» **What you have to do**
Pull out every line below holding the word "chevron".

Stored data
------------------------

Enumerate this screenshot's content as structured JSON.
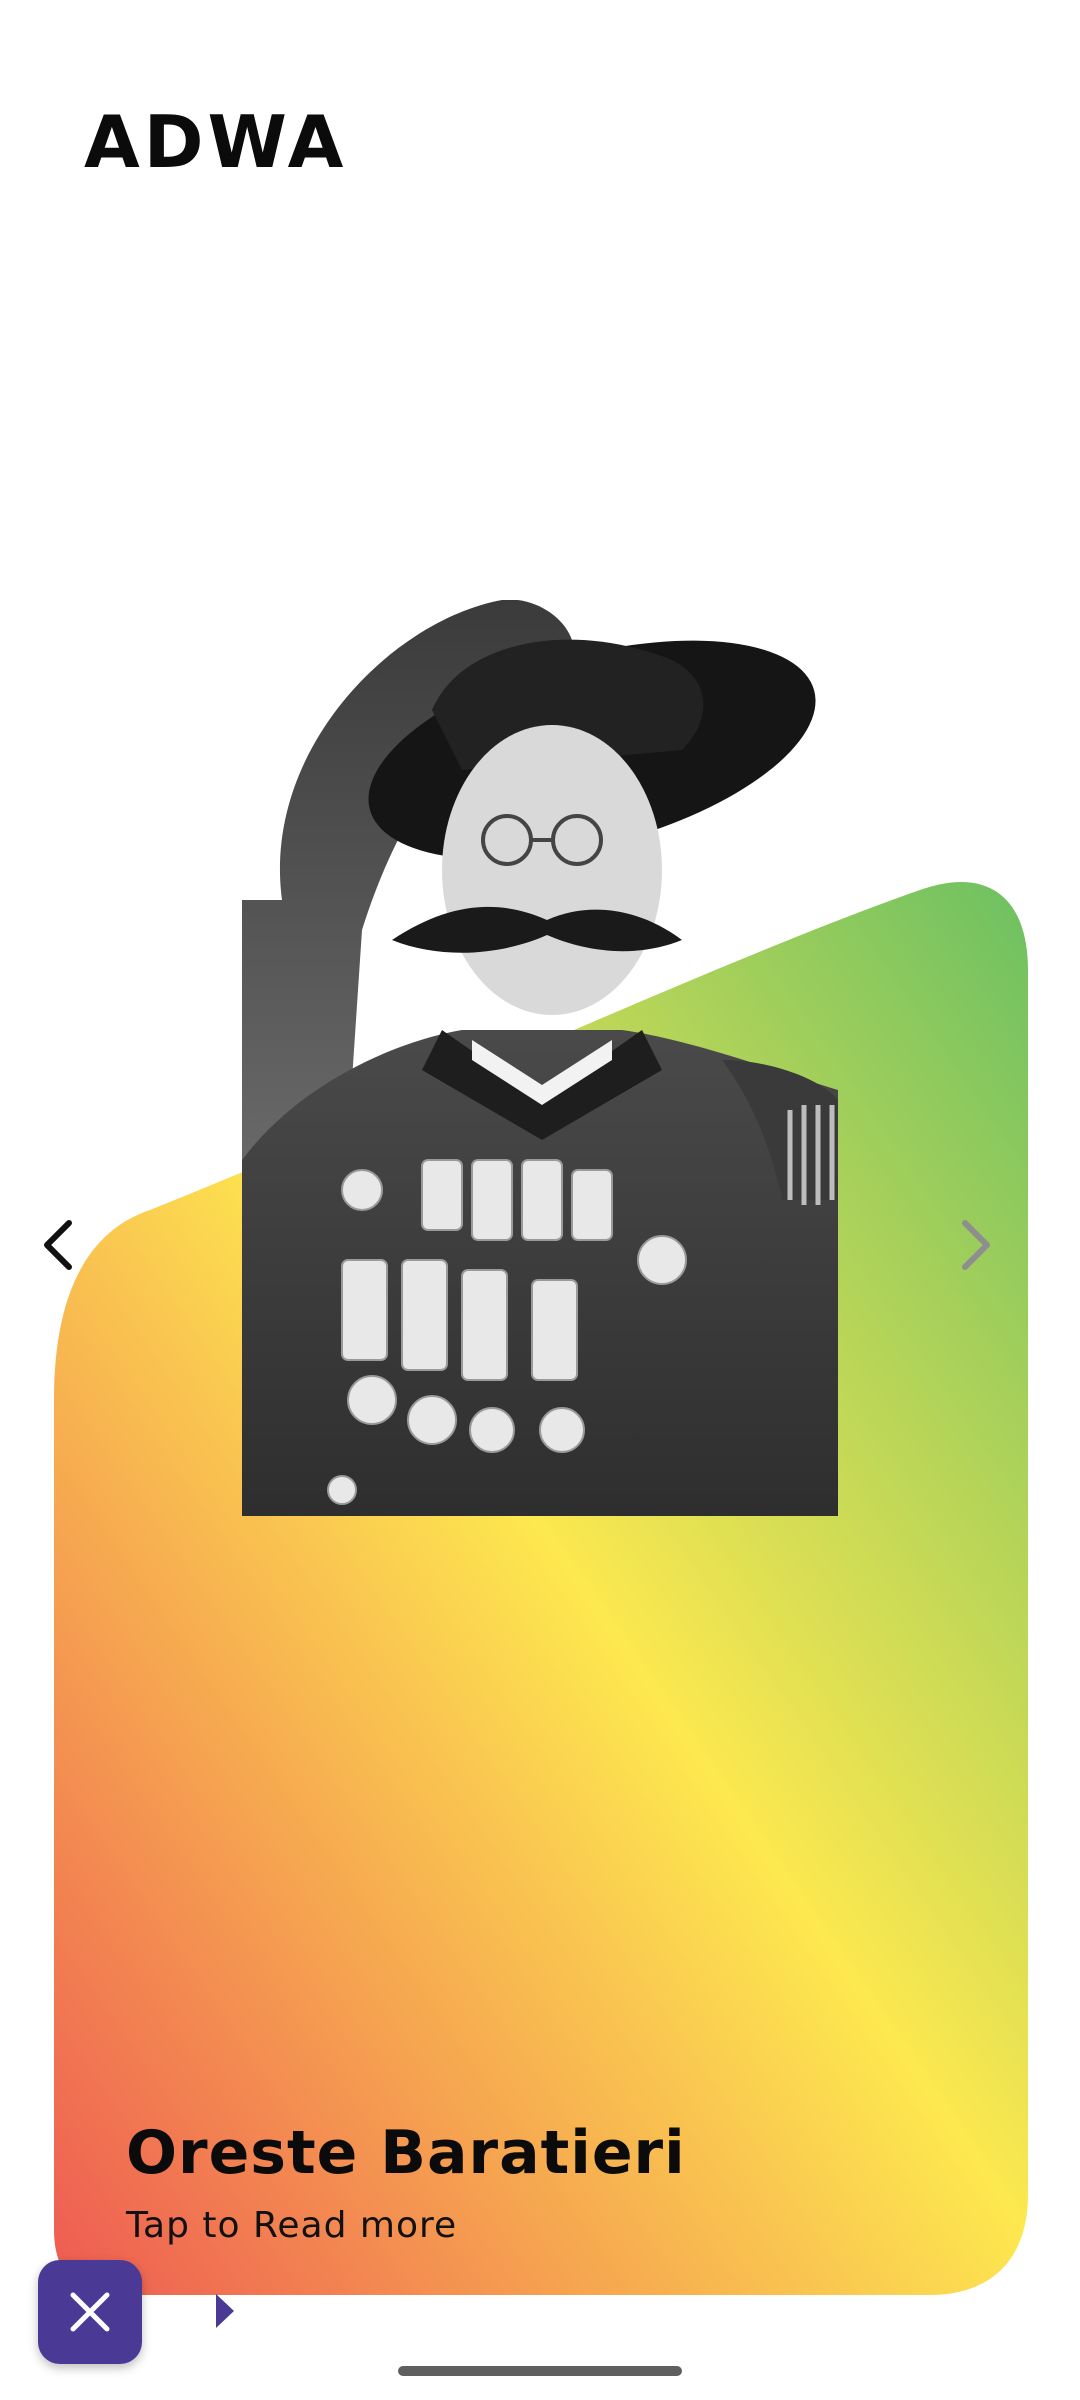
{
  "header": {
    "title": "ADWA"
  },
  "card": {
    "person_name": "Oreste Baratieri",
    "subtitle": "Tap to Read more",
    "gradient": {
      "top_right": "#6cc062",
      "middle": "#fde84f",
      "bottom_left": "#ee5a52"
    }
  },
  "controls": {
    "prev_icon": "chevron-left-icon",
    "next_icon": "chevron-right-icon",
    "close_icon": "close-icon",
    "play_icon": "play-triangle-icon",
    "accent_color": "#4a3a96"
  }
}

------------------------

» **Reply**
    "prev_icon": "chevron-left-icon",
    "next_icon": "chevron-right-icon",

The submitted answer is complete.